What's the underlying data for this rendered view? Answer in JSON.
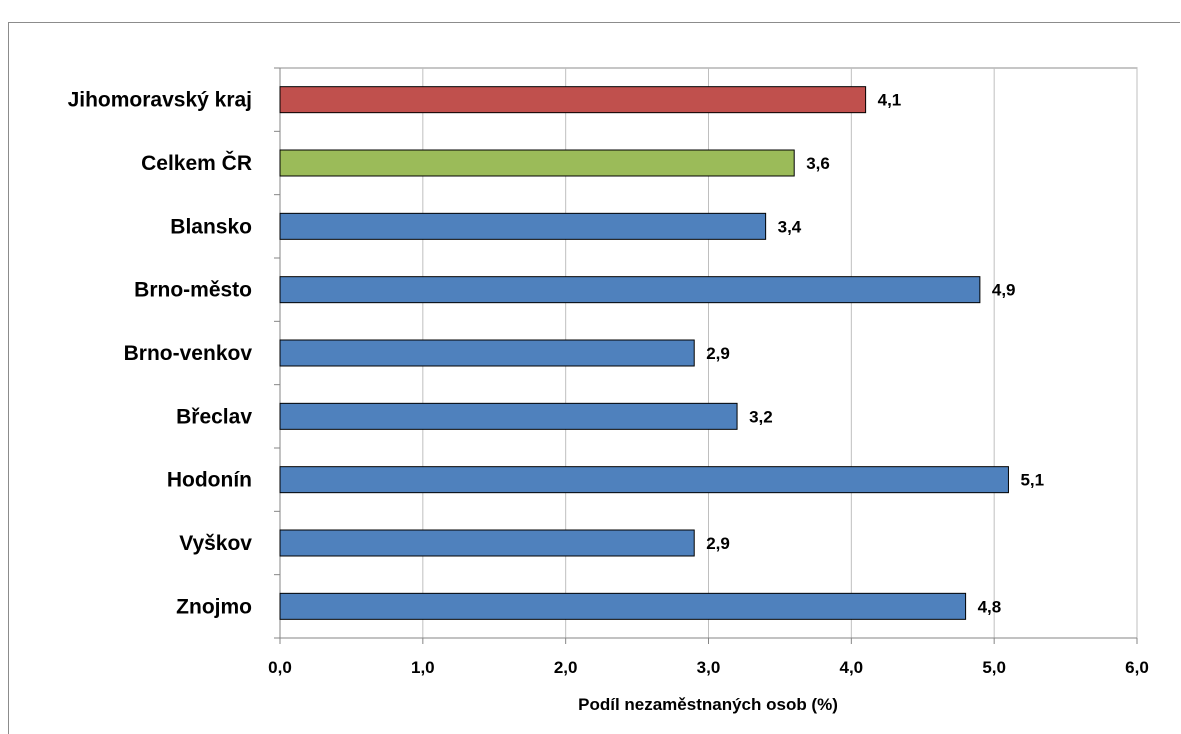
{
  "chart_data": {
    "type": "bar",
    "orientation": "horizontal",
    "categories": [
      "Jihomoravský kraj",
      "Celkem ČR",
      "Blansko",
      "Brno-město",
      "Brno-venkov",
      "Břeclav",
      "Hodonín",
      "Vyškov",
      "Znojmo"
    ],
    "values": [
      4.1,
      3.6,
      3.4,
      4.9,
      2.9,
      3.2,
      5.1,
      2.9,
      4.8
    ],
    "value_labels": [
      "4,1",
      "3,6",
      "3,4",
      "4,9",
      "2,9",
      "3,2",
      "5,1",
      "2,9",
      "4,8"
    ],
    "bar_colors": [
      "#c0504d",
      "#9bbb59",
      "#4f81bd",
      "#4f81bd",
      "#4f81bd",
      "#4f81bd",
      "#4f81bd",
      "#4f81bd",
      "#4f81bd"
    ],
    "xlim": [
      0,
      6
    ],
    "x_ticks": [
      0,
      1,
      2,
      3,
      4,
      5,
      6
    ],
    "x_tick_labels": [
      "0,0",
      "1,0",
      "2,0",
      "3,0",
      "4,0",
      "5,0",
      "6,0"
    ],
    "xlabel": "Podíl nezaměstnaných osob (%)",
    "ylabel": "",
    "grid": "vertical",
    "legend": "none"
  }
}
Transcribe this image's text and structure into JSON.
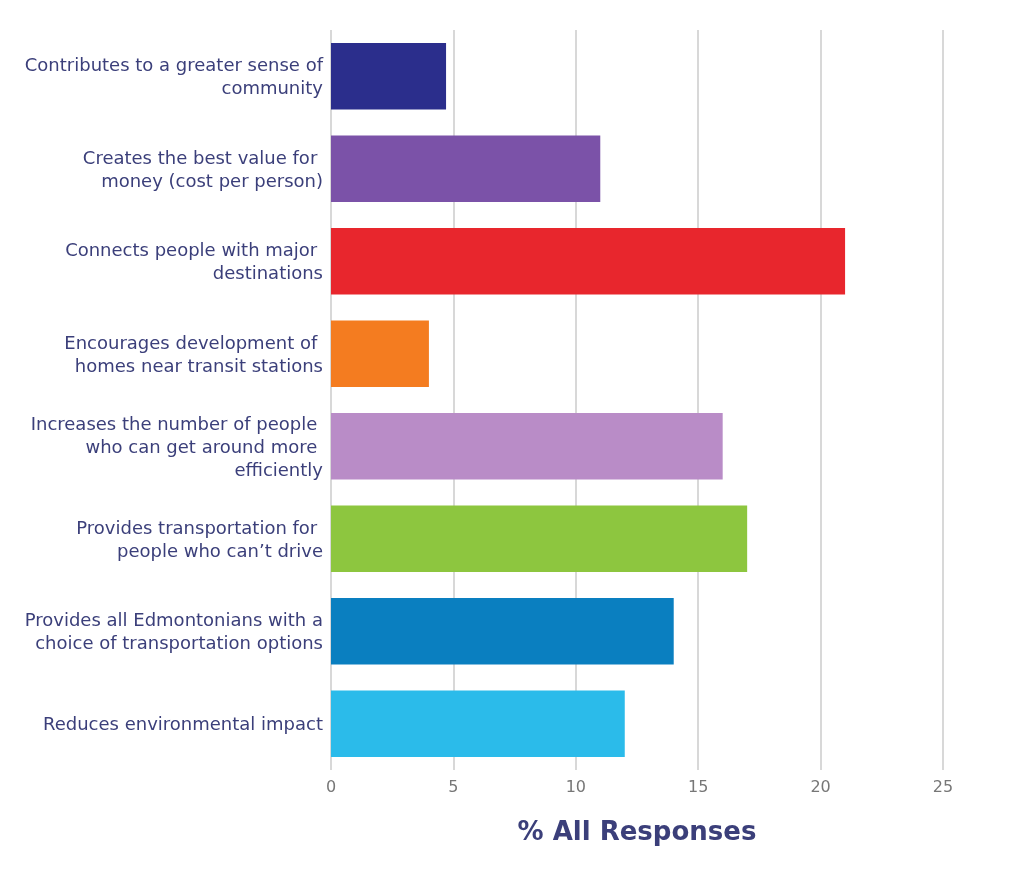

__________

§ Goal: All records should be output exactly, with the pictures left out.

§ Task solution:
What's the underlying data for this rendered view? Answer in JSON.
{
  "chart_data": {
    "type": "bar",
    "orientation": "horizontal",
    "categories": [
      "Jihomoravský kraj",
      "Celkem ČR",
      "Blansko",
      "Brno-město",
      "Brno-venkov",
      "Břeclav",
      "Hodonín",
      "Vyškov",
      "Znojmo"
    ],
    "values": [
      4.1,
      3.6,
      3.4,
      4.9,
      2.9,
      3.2,
      5.1,
      2.9,
      4.8
    ],
    "value_labels": [
      "4,1",
      "3,6",
      "3,4",
      "4,9",
      "2,9",
      "3,2",
      "5,1",
      "2,9",
      "4,8"
    ],
    "bar_colors": [
      "#c0504d",
      "#9bbb59",
      "#4f81bd",
      "#4f81bd",
      "#4f81bd",
      "#4f81bd",
      "#4f81bd",
      "#4f81bd",
      "#4f81bd"
    ],
    "xlim": [
      0,
      6
    ],
    "x_ticks": [
      0,
      1,
      2,
      3,
      4,
      5,
      6
    ],
    "x_tick_labels": [
      "0,0",
      "1,0",
      "2,0",
      "3,0",
      "4,0",
      "5,0",
      "6,0"
    ],
    "xlabel": "Podíl nezaměstnaných osob (%)",
    "ylabel": "",
    "grid": "vertical",
    "legend": "none"
  }
}
Transcribe this image's text and structure into JSON.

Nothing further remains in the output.